Task details » Copy out the listing in full, exactly as written, but not its pictures.

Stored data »
========================
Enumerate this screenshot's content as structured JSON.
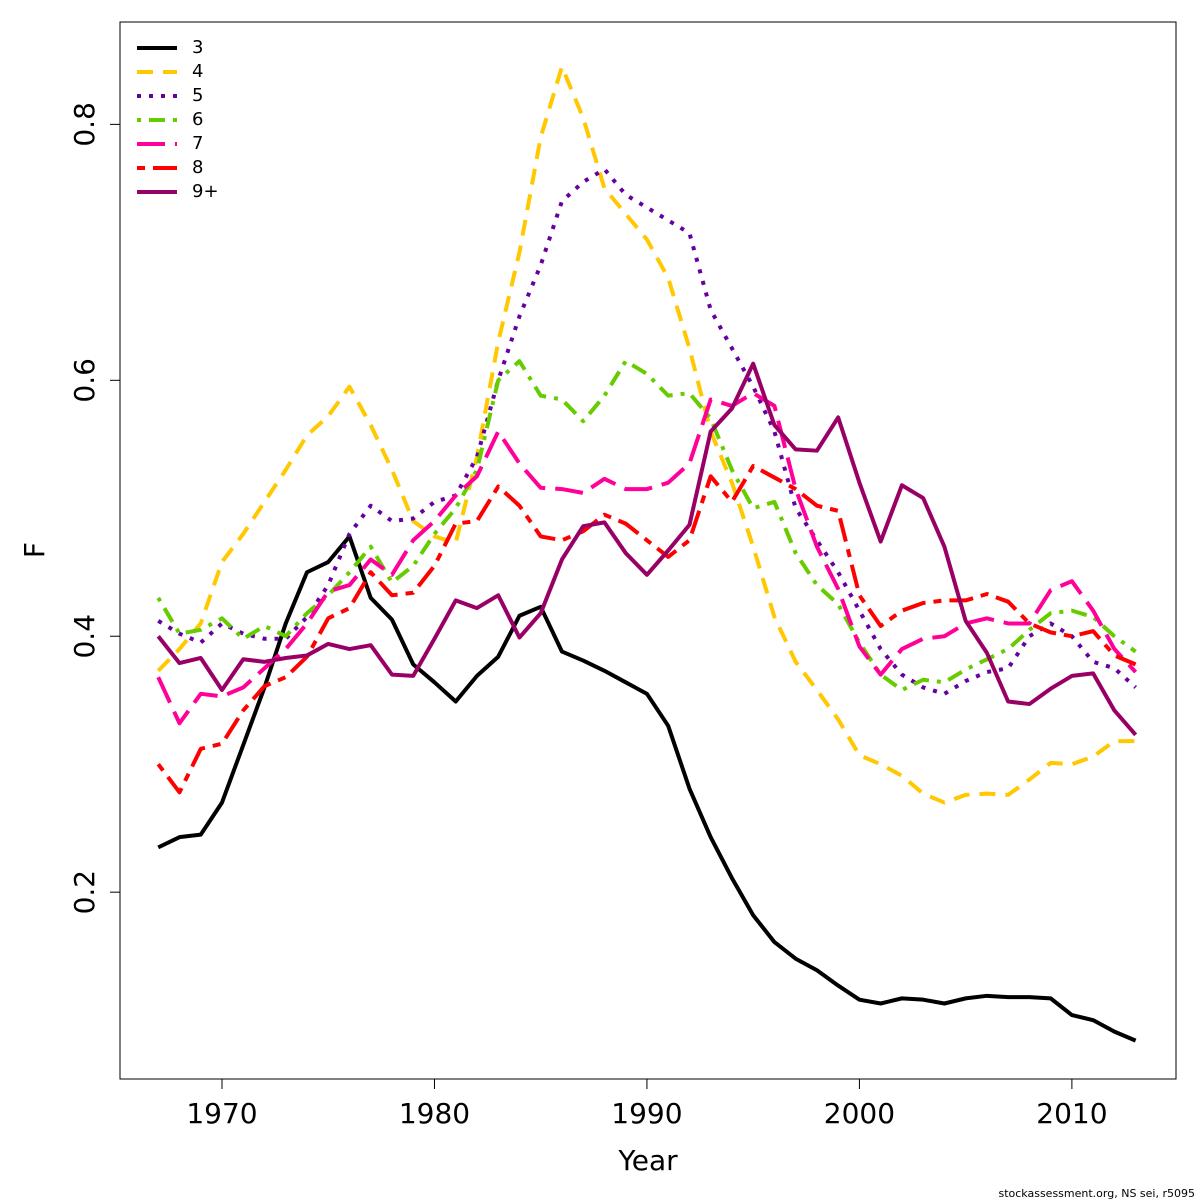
{
  "chart_data": {
    "type": "line",
    "x_label": "Year",
    "y_label": "F",
    "footnote": "stockassessment.org, NS sei, r5095",
    "legend": "top-left",
    "grid": false,
    "x": [
      1967,
      1968,
      1969,
      1970,
      1971,
      1972,
      1973,
      1974,
      1975,
      1976,
      1977,
      1978,
      1979,
      1980,
      1981,
      1982,
      1983,
      1984,
      1985,
      1986,
      1987,
      1988,
      1989,
      1990,
      1991,
      1992,
      1993,
      1994,
      1995,
      1996,
      1997,
      1998,
      1999,
      2000,
      2001,
      2002,
      2003,
      2004,
      2005,
      2006,
      2007,
      2008,
      2009,
      2010,
      2011,
      2012,
      2013
    ],
    "xlim": [
      1965.2,
      2014.9
    ],
    "xticks": [
      1970,
      1980,
      1990,
      2000,
      2010
    ],
    "ylim": [
      0.054,
      0.88
    ],
    "yticks": [
      0.2,
      0.4,
      0.6,
      0.8
    ],
    "series": [
      {
        "name": "3",
        "color": "#000000",
        "line_style": "solid",
        "values": [
          0.235,
          0.243,
          0.245,
          0.27,
          0.315,
          0.36,
          0.41,
          0.45,
          0.458,
          0.478,
          0.43,
          0.413,
          0.378,
          0.364,
          0.349,
          0.369,
          0.384,
          0.416,
          0.423,
          0.388,
          0.381,
          0.373,
          0.364,
          0.355,
          0.33,
          0.281,
          0.243,
          0.211,
          0.182,
          0.161,
          0.148,
          0.139,
          0.127,
          0.116,
          0.113,
          0.117,
          0.116,
          0.113,
          0.117,
          0.119,
          0.118,
          0.118,
          0.117,
          0.104,
          0.1,
          0.091,
          0.084
        ]
      },
      {
        "name": "4",
        "color": "#ffc800",
        "line_style": "dashed",
        "values": [
          0.373,
          0.39,
          0.41,
          0.458,
          0.48,
          0.505,
          0.53,
          0.557,
          0.572,
          0.595,
          0.565,
          0.53,
          0.49,
          0.478,
          0.473,
          0.54,
          0.63,
          0.7,
          0.79,
          0.845,
          0.805,
          0.75,
          0.73,
          0.71,
          0.68,
          0.625,
          0.56,
          0.52,
          0.47,
          0.415,
          0.38,
          0.358,
          0.335,
          0.307,
          0.3,
          0.291,
          0.277,
          0.27,
          0.276,
          0.277,
          0.276,
          0.288,
          0.301,
          0.3,
          0.306,
          0.318,
          0.318
        ]
      },
      {
        "name": "5",
        "color": "#6600a0",
        "line_style": "dotted",
        "values": [
          0.412,
          0.402,
          0.395,
          0.41,
          0.402,
          0.398,
          0.398,
          0.415,
          0.44,
          0.48,
          0.502,
          0.49,
          0.492,
          0.505,
          0.51,
          0.54,
          0.6,
          0.65,
          0.69,
          0.74,
          0.755,
          0.765,
          0.745,
          0.735,
          0.725,
          0.715,
          0.655,
          0.625,
          0.595,
          0.56,
          0.5,
          0.475,
          0.45,
          0.42,
          0.39,
          0.37,
          0.36,
          0.355,
          0.365,
          0.372,
          0.375,
          0.4,
          0.41,
          0.4,
          0.38,
          0.375,
          0.36
        ]
      },
      {
        "name": "6",
        "color": "#66cc00",
        "line_style": "dotdash",
        "values": [
          0.43,
          0.402,
          0.405,
          0.414,
          0.398,
          0.408,
          0.4,
          0.418,
          0.432,
          0.45,
          0.47,
          0.442,
          0.455,
          0.48,
          0.5,
          0.53,
          0.6,
          0.615,
          0.588,
          0.585,
          0.568,
          0.588,
          0.615,
          0.605,
          0.588,
          0.59,
          0.57,
          0.53,
          0.5,
          0.505,
          0.465,
          0.44,
          0.425,
          0.395,
          0.37,
          0.358,
          0.366,
          0.364,
          0.374,
          0.382,
          0.39,
          0.405,
          0.418,
          0.42,
          0.415,
          0.4,
          0.388
        ]
      },
      {
        "name": "7",
        "color": "#ff0099",
        "line_style": "longdash",
        "values": [
          0.368,
          0.332,
          0.355,
          0.353,
          0.36,
          0.375,
          0.39,
          0.41,
          0.435,
          0.44,
          0.46,
          0.448,
          0.475,
          0.49,
          0.51,
          0.525,
          0.56,
          0.535,
          0.516,
          0.515,
          0.512,
          0.523,
          0.515,
          0.515,
          0.52,
          0.535,
          0.585,
          0.58,
          0.59,
          0.58,
          0.515,
          0.47,
          0.437,
          0.392,
          0.37,
          0.39,
          0.398,
          0.4,
          0.41,
          0.414,
          0.41,
          0.41,
          0.436,
          0.443,
          0.42,
          0.39,
          0.372
        ]
      },
      {
        "name": "8",
        "color": "#ff0000",
        "line_style": "twodash",
        "values": [
          0.3,
          0.278,
          0.312,
          0.316,
          0.342,
          0.361,
          0.368,
          0.384,
          0.414,
          0.422,
          0.45,
          0.432,
          0.434,
          0.455,
          0.488,
          0.49,
          0.517,
          0.502,
          0.478,
          0.475,
          0.482,
          0.495,
          0.488,
          0.475,
          0.462,
          0.475,
          0.525,
          0.505,
          0.533,
          0.524,
          0.515,
          0.502,
          0.498,
          0.432,
          0.408,
          0.42,
          0.426,
          0.428,
          0.428,
          0.433,
          0.427,
          0.41,
          0.403,
          0.4,
          0.404,
          0.385,
          0.378
        ]
      },
      {
        "name": "9+",
        "color": "#990066",
        "line_style": "solid",
        "values": [
          0.4,
          0.379,
          0.383,
          0.358,
          0.382,
          0.38,
          0.383,
          0.385,
          0.394,
          0.39,
          0.393,
          0.37,
          0.369,
          0.398,
          0.428,
          0.422,
          0.432,
          0.399,
          0.418,
          0.46,
          0.486,
          0.489,
          0.465,
          0.448,
          0.467,
          0.487,
          0.56,
          0.578,
          0.613,
          0.565,
          0.546,
          0.545,
          0.571,
          0.52,
          0.474,
          0.518,
          0.508,
          0.47,
          0.412,
          0.387,
          0.349,
          0.347,
          0.359,
          0.369,
          0.371,
          0.342,
          0.323
        ]
      }
    ]
  }
}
========================
Final answer »
Enumerate this screenshot's content as structured JSON.
{
  "chart_data": {
    "type": "line",
    "x_label": "Year",
    "y_label": "F",
    "footnote": "stockassessment.org, NS sei, r5095",
    "legend": "top-left",
    "grid": false,
    "x": [
      1967,
      1968,
      1969,
      1970,
      1971,
      1972,
      1973,
      1974,
      1975,
      1976,
      1977,
      1978,
      1979,
      1980,
      1981,
      1982,
      1983,
      1984,
      1985,
      1986,
      1987,
      1988,
      1989,
      1990,
      1991,
      1992,
      1993,
      1994,
      1995,
      1996,
      1997,
      1998,
      1999,
      2000,
      2001,
      2002,
      2003,
      2004,
      2005,
      2006,
      2007,
      2008,
      2009,
      2010,
      2011,
      2012,
      2013
    ],
    "xlim": [
      1965.2,
      2014.9
    ],
    "xticks": [
      1970,
      1980,
      1990,
      2000,
      2010
    ],
    "ylim": [
      0.054,
      0.88
    ],
    "yticks": [
      0.2,
      0.4,
      0.6,
      0.8
    ],
    "series": [
      {
        "name": "3",
        "color": "#000000",
        "line_style": "solid",
        "values": [
          0.235,
          0.243,
          0.245,
          0.27,
          0.315,
          0.36,
          0.41,
          0.45,
          0.458,
          0.478,
          0.43,
          0.413,
          0.378,
          0.364,
          0.349,
          0.369,
          0.384,
          0.416,
          0.423,
          0.388,
          0.381,
          0.373,
          0.364,
          0.355,
          0.33,
          0.281,
          0.243,
          0.211,
          0.182,
          0.161,
          0.148,
          0.139,
          0.127,
          0.116,
          0.113,
          0.117,
          0.116,
          0.113,
          0.117,
          0.119,
          0.118,
          0.118,
          0.117,
          0.104,
          0.1,
          0.091,
          0.084
        ]
      },
      {
        "name": "4",
        "color": "#ffc800",
        "line_style": "dashed",
        "values": [
          0.373,
          0.39,
          0.41,
          0.458,
          0.48,
          0.505,
          0.53,
          0.557,
          0.572,
          0.595,
          0.565,
          0.53,
          0.49,
          0.478,
          0.473,
          0.54,
          0.63,
          0.7,
          0.79,
          0.845,
          0.805,
          0.75,
          0.73,
          0.71,
          0.68,
          0.625,
          0.56,
          0.52,
          0.47,
          0.415,
          0.38,
          0.358,
          0.335,
          0.307,
          0.3,
          0.291,
          0.277,
          0.27,
          0.276,
          0.277,
          0.276,
          0.288,
          0.301,
          0.3,
          0.306,
          0.318,
          0.318
        ]
      },
      {
        "name": "5",
        "color": "#6600a0",
        "line_style": "dotted",
        "values": [
          0.412,
          0.402,
          0.395,
          0.41,
          0.402,
          0.398,
          0.398,
          0.415,
          0.44,
          0.48,
          0.502,
          0.49,
          0.492,
          0.505,
          0.51,
          0.54,
          0.6,
          0.65,
          0.69,
          0.74,
          0.755,
          0.765,
          0.745,
          0.735,
          0.725,
          0.715,
          0.655,
          0.625,
          0.595,
          0.56,
          0.5,
          0.475,
          0.45,
          0.42,
          0.39,
          0.37,
          0.36,
          0.355,
          0.365,
          0.372,
          0.375,
          0.4,
          0.41,
          0.4,
          0.38,
          0.375,
          0.36
        ]
      },
      {
        "name": "6",
        "color": "#66cc00",
        "line_style": "dotdash",
        "values": [
          0.43,
          0.402,
          0.405,
          0.414,
          0.398,
          0.408,
          0.4,
          0.418,
          0.432,
          0.45,
          0.47,
          0.442,
          0.455,
          0.48,
          0.5,
          0.53,
          0.6,
          0.615,
          0.588,
          0.585,
          0.568,
          0.588,
          0.615,
          0.605,
          0.588,
          0.59,
          0.57,
          0.53,
          0.5,
          0.505,
          0.465,
          0.44,
          0.425,
          0.395,
          0.37,
          0.358,
          0.366,
          0.364,
          0.374,
          0.382,
          0.39,
          0.405,
          0.418,
          0.42,
          0.415,
          0.4,
          0.388
        ]
      },
      {
        "name": "7",
        "color": "#ff0099",
        "line_style": "longdash",
        "values": [
          0.368,
          0.332,
          0.355,
          0.353,
          0.36,
          0.375,
          0.39,
          0.41,
          0.435,
          0.44,
          0.46,
          0.448,
          0.475,
          0.49,
          0.51,
          0.525,
          0.56,
          0.535,
          0.516,
          0.515,
          0.512,
          0.523,
          0.515,
          0.515,
          0.52,
          0.535,
          0.585,
          0.58,
          0.59,
          0.58,
          0.515,
          0.47,
          0.437,
          0.392,
          0.37,
          0.39,
          0.398,
          0.4,
          0.41,
          0.414,
          0.41,
          0.41,
          0.436,
          0.443,
          0.42,
          0.39,
          0.372
        ]
      },
      {
        "name": "8",
        "color": "#ff0000",
        "line_style": "twodash",
        "values": [
          0.3,
          0.278,
          0.312,
          0.316,
          0.342,
          0.361,
          0.368,
          0.384,
          0.414,
          0.422,
          0.45,
          0.432,
          0.434,
          0.455,
          0.488,
          0.49,
          0.517,
          0.502,
          0.478,
          0.475,
          0.482,
          0.495,
          0.488,
          0.475,
          0.462,
          0.475,
          0.525,
          0.505,
          0.533,
          0.524,
          0.515,
          0.502,
          0.498,
          0.432,
          0.408,
          0.42,
          0.426,
          0.428,
          0.428,
          0.433,
          0.427,
          0.41,
          0.403,
          0.4,
          0.404,
          0.385,
          0.378
        ]
      },
      {
        "name": "9+",
        "color": "#990066",
        "line_style": "solid",
        "values": [
          0.4,
          0.379,
          0.383,
          0.358,
          0.382,
          0.38,
          0.383,
          0.385,
          0.394,
          0.39,
          0.393,
          0.37,
          0.369,
          0.398,
          0.428,
          0.422,
          0.432,
          0.399,
          0.418,
          0.46,
          0.486,
          0.489,
          0.465,
          0.448,
          0.467,
          0.487,
          0.56,
          0.578,
          0.613,
          0.565,
          0.546,
          0.545,
          0.571,
          0.52,
          0.474,
          0.518,
          0.508,
          0.47,
          0.412,
          0.387,
          0.349,
          0.347,
          0.359,
          0.369,
          0.371,
          0.342,
          0.323
        ]
      }
    ]
  }
}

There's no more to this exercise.